> [Provided records]:
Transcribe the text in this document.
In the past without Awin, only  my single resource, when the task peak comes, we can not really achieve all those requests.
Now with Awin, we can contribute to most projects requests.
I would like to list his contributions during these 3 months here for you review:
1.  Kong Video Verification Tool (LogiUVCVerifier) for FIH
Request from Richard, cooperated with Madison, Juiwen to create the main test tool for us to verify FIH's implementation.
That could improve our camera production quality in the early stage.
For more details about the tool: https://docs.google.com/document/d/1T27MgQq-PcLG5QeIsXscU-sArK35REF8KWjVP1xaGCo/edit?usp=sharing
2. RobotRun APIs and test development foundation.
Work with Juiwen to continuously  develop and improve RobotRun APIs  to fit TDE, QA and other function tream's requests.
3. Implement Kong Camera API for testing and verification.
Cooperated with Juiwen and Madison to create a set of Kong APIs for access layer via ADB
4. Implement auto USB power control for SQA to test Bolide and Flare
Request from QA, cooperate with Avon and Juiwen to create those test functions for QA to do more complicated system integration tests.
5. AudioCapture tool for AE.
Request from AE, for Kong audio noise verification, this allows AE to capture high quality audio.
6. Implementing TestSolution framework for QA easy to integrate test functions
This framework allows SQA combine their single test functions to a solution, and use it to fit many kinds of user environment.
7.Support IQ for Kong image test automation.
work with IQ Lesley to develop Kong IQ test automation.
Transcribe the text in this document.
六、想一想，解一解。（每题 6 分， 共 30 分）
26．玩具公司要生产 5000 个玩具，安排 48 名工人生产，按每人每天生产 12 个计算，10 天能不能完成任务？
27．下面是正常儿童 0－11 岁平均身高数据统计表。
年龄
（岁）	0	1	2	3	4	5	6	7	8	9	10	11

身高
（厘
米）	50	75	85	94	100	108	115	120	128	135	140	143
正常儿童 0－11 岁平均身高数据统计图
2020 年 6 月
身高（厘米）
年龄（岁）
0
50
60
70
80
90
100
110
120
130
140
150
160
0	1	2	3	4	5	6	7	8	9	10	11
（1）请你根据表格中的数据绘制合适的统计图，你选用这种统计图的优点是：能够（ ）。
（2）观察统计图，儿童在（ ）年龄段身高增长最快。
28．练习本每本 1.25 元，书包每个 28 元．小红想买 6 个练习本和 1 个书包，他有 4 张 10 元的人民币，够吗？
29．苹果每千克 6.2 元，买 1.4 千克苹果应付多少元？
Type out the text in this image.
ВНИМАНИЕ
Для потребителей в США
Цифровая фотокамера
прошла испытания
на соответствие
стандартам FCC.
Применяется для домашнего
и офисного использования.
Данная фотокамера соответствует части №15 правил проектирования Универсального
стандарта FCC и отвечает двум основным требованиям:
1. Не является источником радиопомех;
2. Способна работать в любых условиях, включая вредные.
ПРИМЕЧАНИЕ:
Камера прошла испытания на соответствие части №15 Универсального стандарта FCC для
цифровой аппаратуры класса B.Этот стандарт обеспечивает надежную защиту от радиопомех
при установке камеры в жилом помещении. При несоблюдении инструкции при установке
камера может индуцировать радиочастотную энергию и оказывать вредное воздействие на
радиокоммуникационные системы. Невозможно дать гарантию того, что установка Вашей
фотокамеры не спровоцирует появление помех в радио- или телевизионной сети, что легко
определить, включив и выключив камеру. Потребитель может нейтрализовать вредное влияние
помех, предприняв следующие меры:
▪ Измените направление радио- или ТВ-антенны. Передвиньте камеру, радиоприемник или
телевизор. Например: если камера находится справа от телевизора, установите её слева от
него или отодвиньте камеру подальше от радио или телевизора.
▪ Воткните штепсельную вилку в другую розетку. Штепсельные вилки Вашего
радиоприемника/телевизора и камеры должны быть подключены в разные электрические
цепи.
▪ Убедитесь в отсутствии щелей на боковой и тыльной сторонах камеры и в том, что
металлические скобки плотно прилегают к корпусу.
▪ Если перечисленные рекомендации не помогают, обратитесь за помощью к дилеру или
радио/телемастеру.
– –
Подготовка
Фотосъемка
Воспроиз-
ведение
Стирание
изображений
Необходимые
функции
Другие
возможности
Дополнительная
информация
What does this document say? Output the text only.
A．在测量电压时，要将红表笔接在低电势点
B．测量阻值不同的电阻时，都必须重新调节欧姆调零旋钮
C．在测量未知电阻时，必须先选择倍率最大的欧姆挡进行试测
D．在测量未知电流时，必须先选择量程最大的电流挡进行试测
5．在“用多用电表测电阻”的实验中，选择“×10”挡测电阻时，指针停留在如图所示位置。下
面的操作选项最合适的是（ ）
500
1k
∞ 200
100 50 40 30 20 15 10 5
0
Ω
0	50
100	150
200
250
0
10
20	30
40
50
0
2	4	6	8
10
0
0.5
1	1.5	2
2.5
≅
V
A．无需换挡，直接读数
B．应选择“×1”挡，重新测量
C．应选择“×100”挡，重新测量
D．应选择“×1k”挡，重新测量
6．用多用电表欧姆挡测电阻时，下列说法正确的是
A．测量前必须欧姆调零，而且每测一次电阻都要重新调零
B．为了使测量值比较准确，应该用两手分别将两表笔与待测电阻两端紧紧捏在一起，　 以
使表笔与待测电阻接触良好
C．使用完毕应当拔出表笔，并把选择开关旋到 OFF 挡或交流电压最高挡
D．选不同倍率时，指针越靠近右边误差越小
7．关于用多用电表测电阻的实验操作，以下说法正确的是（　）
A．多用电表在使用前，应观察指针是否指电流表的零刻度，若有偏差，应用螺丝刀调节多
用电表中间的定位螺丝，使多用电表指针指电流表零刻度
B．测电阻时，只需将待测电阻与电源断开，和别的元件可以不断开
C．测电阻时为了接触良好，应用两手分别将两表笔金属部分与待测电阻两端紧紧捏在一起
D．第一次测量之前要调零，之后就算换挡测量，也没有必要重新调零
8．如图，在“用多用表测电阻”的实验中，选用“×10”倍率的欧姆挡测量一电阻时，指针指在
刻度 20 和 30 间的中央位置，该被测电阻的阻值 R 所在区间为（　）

> [Exercise]: Extract the complete set of records unchanged.

> [Exercise solution]:
Transcribe the text in this document.
In the past without Awin, only  my single resource, when the task peak comes, we can not really achieve all those requests.
Now with Awin, we can contribute to most projects requests.
I would like to list his contributions during these 3 months here for you review:
1.  Kong Video Verification Tool (LogiUVCVerifier) for FIH
Request from Richard, cooperated with Madison, Juiwen to create the main test tool for us to verify FIH's implementation.
That could improve our camera production quality in the early stage.
For more details about the tool: https://docs.google.com/document/d/1T27MgQq-PcLG5QeIsXscU-sArK35REF8KWjVP1xaGCo/edit?usp=sharing
2. RobotRun APIs and test development foundation.
Work with Juiwen to continuously  develop and improve RobotRun APIs  to fit TDE, QA and other function tream's requests.
3. Implement Kong Camera API for testing and verification.
Cooperated with Juiwen and Madison to create a set of Kong APIs for access layer via ADB
4. Implement auto USB power control for SQA to test Bolide and Flare
Request from QA, cooperate with Avon and Juiwen to create those test functions for QA to do more complicated system integration tests.
5. AudioCapture tool for AE.
Request from AE, for Kong audio noise verification, this allows AE to capture high quality audio.
6. Implementing TestSolution framework for QA easy to integrate test functions
This framework allows SQA combine their single test functions to a solution, and use it to fit many kinds of user environment.
7.Support IQ for Kong image test automation.
work with IQ Lesley to develop Kong IQ test automation.
Transcribe the text in this document.
六、想一想，解一解。（每题 6 分， 共 30 分）
26．玩具公司要生产 5000 个玩具，安排 48 名工人生产，按每人每天生产 12 个计算，10 天能不能完成任务？
27．下面是正常儿童 0－11 岁平均身高数据统计表。
年龄
（岁）	0	1	2	3	4	5	6	7	8	9	10	11

身高
（厘
米）	50	75	85	94	100	108	115	120	128	135	140	143
正常儿童 0－11 岁平均身高数据统计图
2020 年 6 月
身高（厘米）
年龄（岁）
0
50
60
70
80
90
100
110
120
130
140
150
160
0	1	2	3	4	5	6	7	8	9	10	11
（1）请你根据表格中的数据绘制合适的统计图，你选用这种统计图的优点是：能够（ ）。
（2）观察统计图，儿童在（ ）年龄段身高增长最快。
28．练习本每本 1.25 元，书包每个 28 元．小红想买 6 个练习本和 1 个书包，他有 4 张 10 元的人民币，够吗？
29．苹果每千克 6.2 元，买 1.4 千克苹果应付多少元？
Type out the text in this image.
ВНИМАНИЕ
Для потребителей в США
Цифровая фотокамера
прошла испытания
на соответствие
стандартам FCC.
Применяется для домашнего
и офисного использования.
Данная фотокамера соответствует части №15 правил проектирования Универсального
стандарта FCC и отвечает двум основным требованиям:
1. Не является источником радиопомех;
2. Способна работать в любых условиях, включая вредные.
ПРИМЕЧАНИЕ:
Камера прошла испытания на соответствие части №15 Универсального стандарта FCC для
цифровой аппаратуры класса B.Этот стандарт обеспечивает надежную защиту от радиопомех
при установке камеры в жилом помещении. При несоблюдении инструкции при установке
камера может индуцировать радиочастотную энергию и оказывать вредное воздействие на
радиокоммуникационные системы. Невозможно дать гарантию того, что установка Вашей
фотокамеры не спровоцирует появление помех в радио- или телевизионной сети, что легко
определить, включив и выключив камеру. Потребитель может нейтрализовать вредное влияние
помех, предприняв следующие меры:
▪ Измените направление радио- или ТВ-антенны. Передвиньте камеру, радиоприемник или
телевизор. Например: если камера находится справа от телевизора, установите её слева от
него или отодвиньте камеру подальше от радио или телевизора.
▪ Воткните штепсельную вилку в другую розетку. Штепсельные вилки Вашего
радиоприемника/телевизора и камеры должны быть подключены в разные электрические
цепи.
▪ Убедитесь в отсутствии щелей на боковой и тыльной сторонах камеры и в том, что
металлические скобки плотно прилегают к корпусу.
▪ Если перечисленные рекомендации не помогают, обратитесь за помощью к дилеру или
радио/телемастеру.
– –
Подготовка
Фотосъемка
Воспроиз-
ведение
Стирание
изображений
Необходимые
функции
Другие
возможности
Дополнительная
информация
What does this document say? Output the text only.
A．在测量电压时，要将红表笔接在低电势点
B．测量阻值不同的电阻时，都必须重新调节欧姆调零旋钮
C．在测量未知电阻时，必须先选择倍率最大的欧姆挡进行试测
D．在测量未知电流时，必须先选择量程最大的电流挡进行试测
5．在“用多用电表测电阻”的实验中，选择“×10”挡测电阻时，指针停留在如图所示位置。下
面的操作选项最合适的是（ ）
500
1k
∞ 200
100 50 40 30 20 15 10 5
0
Ω
0	50
100	150
200
250
0
10
20	30
40
50
0
2	4	6	8
10
0
0.5
1	1.5	2
2.5
≅
V
A．无需换挡，直接读数
B．应选择“×1”挡，重新测量
C．应选择“×100”挡，重新测量
D．应选择“×1k”挡，重新测量
6．用多用电表欧姆挡测电阻时，下列说法正确的是
A．测量前必须欧姆调零，而且每测一次电阻都要重新调零
B．为了使测量值比较准确，应该用两手分别将两表笔与待测电阻两端紧紧捏在一起，　 以
使表笔与待测电阻接触良好
C．使用完毕应当拔出表笔，并把选择开关旋到 OFF 挡或交流电压最高挡
D．选不同倍率时，指针越靠近右边误差越小
7．关于用多用电表测电阻的实验操作，以下说法正确的是（　）
A．多用电表在使用前，应观察指针是否指电流表的零刻度，若有偏差，应用螺丝刀调节多
用电表中间的定位螺丝，使多用电表指针指电流表零刻度
B．测电阻时，只需将待测电阻与电源断开，和别的元件可以不断开
C．测电阻时为了接触良好，应用两手分别将两表笔金属部分与待测电阻两端紧紧捏在一起
D．第一次测量之前要调零，之后就算换挡测量，也没有必要重新调零
8．如图，在“用多用表测电阻”的实验中，选用“×10”倍率的欧姆挡测量一电阻时，指针指在
刻度 20 和 30 间的中央位置，该被测电阻的阻值 R 所在区间为（　）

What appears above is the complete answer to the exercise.